### Required work
Repeat the lines of the listing below exactly, starting with the line that contains "button[interactable]: EDIT (368, 400, 445, 435)" and going on through the line that contains "button[interactable]: click (253, 298, 275, 310)".

### Records for the exercise
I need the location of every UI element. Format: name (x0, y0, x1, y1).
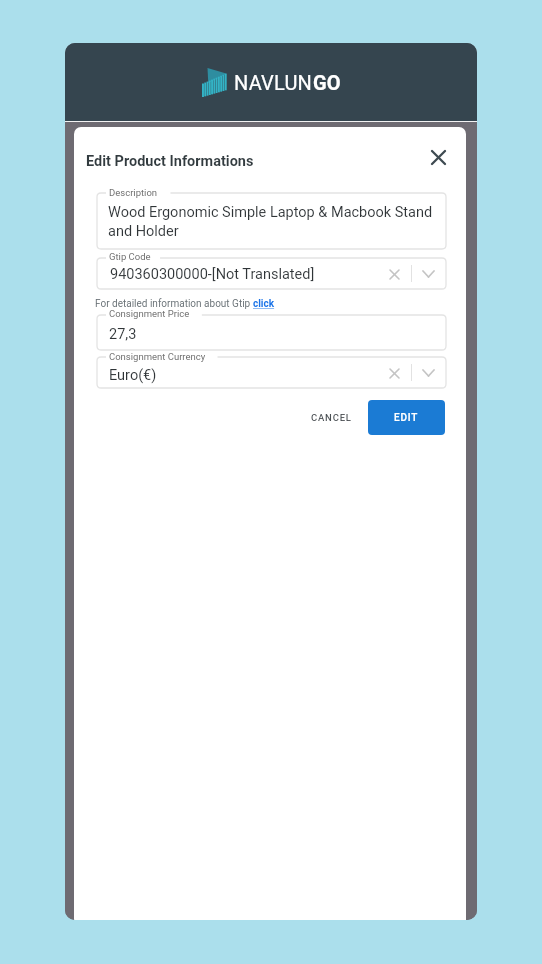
button[interactable]: EDIT (368, 400, 445, 435)
button[interactable]: Clear (383, 263, 405, 285)
button[interactable]: Open dropdown (416, 361, 440, 385)
button[interactable]: Open dropdown (416, 262, 440, 286)
button[interactable]: Close (424, 143, 452, 171)
staticText: Gtip Code (109, 251, 151, 262)
button[interactable]: Clear (383, 362, 405, 384)
button[interactable]: click (253, 298, 275, 310)
staticText: Consignment Price (109, 308, 190, 319)
staticText: 27,3 (109, 326, 137, 343)
staticText: For detailed information about Gtip (95, 298, 253, 310)
staticText: Wood Ergonomic Simple Laptop & Macbook S… (108, 204, 433, 240)
staticText: Consignment Currency (109, 351, 206, 362)
staticText: Edit Product Informations (86, 153, 254, 170)
staticText: 940360300000-[Not Translated] (110, 266, 315, 283)
staticText: EDIT (394, 412, 419, 424)
staticText: GO (313, 71, 341, 94)
staticText: Euro(€) (109, 367, 157, 384)
staticText: Description (109, 187, 158, 198)
button[interactable]: CANCEL (301, 400, 362, 435)
staticText: NAVLUN (234, 71, 313, 94)
staticText: CANCEL (311, 412, 352, 423)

### Output for this task
button[interactable]: EDIT (368, 400, 445, 435)
button[interactable]: Clear (383, 263, 405, 285)
button[interactable]: Open dropdown (416, 361, 440, 385)
button[interactable]: Open dropdown (416, 262, 440, 286)
button[interactable]: Close (424, 143, 452, 171)
staticText: Gtip Code (109, 251, 151, 262)
button[interactable]: Clear (383, 362, 405, 384)
button[interactable]: click (253, 298, 275, 310)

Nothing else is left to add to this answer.